Restate the full set of records exactly, word for word.

——————————

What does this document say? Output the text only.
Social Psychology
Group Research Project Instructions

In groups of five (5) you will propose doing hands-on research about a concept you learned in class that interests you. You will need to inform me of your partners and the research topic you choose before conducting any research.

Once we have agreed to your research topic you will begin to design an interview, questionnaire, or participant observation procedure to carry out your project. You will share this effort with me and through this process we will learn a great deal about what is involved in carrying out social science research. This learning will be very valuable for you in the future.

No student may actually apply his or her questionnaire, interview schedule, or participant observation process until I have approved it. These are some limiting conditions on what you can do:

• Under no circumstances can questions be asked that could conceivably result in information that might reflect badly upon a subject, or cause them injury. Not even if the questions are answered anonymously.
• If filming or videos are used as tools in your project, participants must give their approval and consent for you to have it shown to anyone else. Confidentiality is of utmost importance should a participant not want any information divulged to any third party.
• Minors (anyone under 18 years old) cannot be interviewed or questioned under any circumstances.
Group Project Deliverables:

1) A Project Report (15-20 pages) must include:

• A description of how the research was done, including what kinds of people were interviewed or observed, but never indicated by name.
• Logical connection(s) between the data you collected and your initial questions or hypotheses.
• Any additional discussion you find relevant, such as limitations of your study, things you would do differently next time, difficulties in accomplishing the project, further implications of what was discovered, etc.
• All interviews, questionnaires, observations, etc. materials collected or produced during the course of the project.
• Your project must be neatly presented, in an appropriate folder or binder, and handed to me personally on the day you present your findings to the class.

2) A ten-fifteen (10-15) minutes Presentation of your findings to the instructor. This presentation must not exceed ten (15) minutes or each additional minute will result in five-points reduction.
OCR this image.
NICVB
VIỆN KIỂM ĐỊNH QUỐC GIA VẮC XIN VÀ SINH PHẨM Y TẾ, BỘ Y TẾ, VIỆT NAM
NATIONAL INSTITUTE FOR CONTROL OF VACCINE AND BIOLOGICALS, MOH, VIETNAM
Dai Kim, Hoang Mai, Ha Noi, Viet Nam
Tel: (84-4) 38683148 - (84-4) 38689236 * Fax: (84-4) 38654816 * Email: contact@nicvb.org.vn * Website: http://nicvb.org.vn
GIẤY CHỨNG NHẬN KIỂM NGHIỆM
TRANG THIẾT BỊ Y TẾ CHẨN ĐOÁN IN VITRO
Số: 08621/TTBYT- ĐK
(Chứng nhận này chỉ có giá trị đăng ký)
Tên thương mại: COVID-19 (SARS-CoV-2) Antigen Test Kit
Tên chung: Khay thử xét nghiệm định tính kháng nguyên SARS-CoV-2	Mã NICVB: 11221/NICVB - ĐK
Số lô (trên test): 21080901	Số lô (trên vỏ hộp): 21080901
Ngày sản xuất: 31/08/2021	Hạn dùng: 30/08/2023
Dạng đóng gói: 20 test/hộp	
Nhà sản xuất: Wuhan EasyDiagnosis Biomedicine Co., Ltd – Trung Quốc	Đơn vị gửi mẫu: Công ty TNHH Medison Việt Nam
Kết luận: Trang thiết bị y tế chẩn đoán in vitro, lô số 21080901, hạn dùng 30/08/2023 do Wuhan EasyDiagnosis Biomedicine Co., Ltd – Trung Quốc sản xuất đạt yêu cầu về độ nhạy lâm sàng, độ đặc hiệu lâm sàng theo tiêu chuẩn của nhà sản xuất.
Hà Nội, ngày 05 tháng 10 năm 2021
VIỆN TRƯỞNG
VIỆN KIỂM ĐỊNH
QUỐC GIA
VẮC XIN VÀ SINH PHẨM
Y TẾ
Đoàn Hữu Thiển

——————————

Solution:
What does this document say? Output the text only.
Social Psychology
Group Research Project Instructions

In groups of five (5) you will propose doing hands-on research about a concept you learned in class that interests you. You will need to inform me of your partners and the research topic you choose before conducting any research.

Once we have agreed to your research topic you will begin to design an interview, questionnaire, or participant observation procedure to carry out your project. You will share this effort with me and through this process we will learn a great deal about what is involved in carrying out social science research. This learning will be very valuable for you in the future.

No student may actually apply his or her questionnaire, interview schedule, or participant observation process until I have approved it. These are some limiting conditions on what you can do:

• Under no circumstances can questions be asked that could conceivably result in information that might reflect badly upon a subject, or cause them injury. Not even if the questions are answered anonymously.
• If filming or videos are used as tools in your project, participants must give their approval and consent for you to have it shown to anyone else. Confidentiality is of utmost importance should a participant not want any information divulged to any third party.
• Minors (anyone under 18 years old) cannot be interviewed or questioned under any circumstances.
Group Project Deliverables:

1) A Project Report (15-20 pages) must include:

• A description of how the research was done, including what kinds of people were interviewed or observed, but never indicated by name.
• Logical connection(s) between the data you collected and your initial questions or hypotheses.
• Any additional discussion you find relevant, such as limitations of your study, things you would do differently next time, difficulties in accomplishing the project, further implications of what was discovered, etc.
• All interviews, questionnaires, observations, etc. materials collected or produced during the course of the project.
• Your project must be neatly presented, in an appropriate folder or binder, and handed to me personally on the day you present your findings to the class.

2) A ten-fifteen (10-15) minutes Presentation of your findings to the instructor. This presentation must not exceed ten (15) minutes or each additional minute will result in five-points reduction.
OCR this image.
NICVB
VIỆN KIỂM ĐỊNH QUỐC GIA VẮC XIN VÀ SINH PHẨM Y TẾ, BỘ Y TẾ, VIỆT NAM
NATIONAL INSTITUTE FOR CONTROL OF VACCINE AND BIOLOGICALS, MOH, VIETNAM
Dai Kim, Hoang Mai, Ha Noi, Viet Nam
Tel: (84-4) 38683148 - (84-4) 38689236 * Fax: (84-4) 38654816 * Email: contact@nicvb.org.vn * Website: http://nicvb.org.vn
GIẤY CHỨNG NHẬN KIỂM NGHIỆM
TRANG THIẾT BỊ Y TẾ CHẨN ĐOÁN IN VITRO
Số: 08621/TTBYT- ĐK
(Chứng nhận này chỉ có giá trị đăng ký)
Tên thương mại: COVID-19 (SARS-CoV-2) Antigen Test Kit
Tên chung: Khay thử xét nghiệm định tính kháng nguyên SARS-CoV-2	Mã NICVB: 11221/NICVB - ĐK
Số lô (trên test): 21080901	Số lô (trên vỏ hộp): 21080901
Ngày sản xuất: 31/08/2021	Hạn dùng: 30/08/2023
Dạng đóng gói: 20 test/hộp	
Nhà sản xuất: Wuhan EasyDiagnosis Biomedicine Co., Ltd – Trung Quốc	Đơn vị gửi mẫu: Công ty TNHH Medison Việt Nam
Kết luận: Trang thiết bị y tế chẩn đoán in vitro, lô số 21080901, hạn dùng 30/08/2023 do Wuhan EasyDiagnosis Biomedicine Co., Ltd – Trung Quốc sản xuất đạt yêu cầu về độ nhạy lâm sàng, độ đặc hiệu lâm sàng theo tiêu chuẩn của nhà sản xuất.
Hà Nội, ngày 05 tháng 10 năm 2021
VIỆN TRƯỞNG
VIỆN KIỂM ĐỊNH
QUỐC GIA
VẮC XIN VÀ SINH PHẨM
Y TẾ
Đoàn Hữu Thiển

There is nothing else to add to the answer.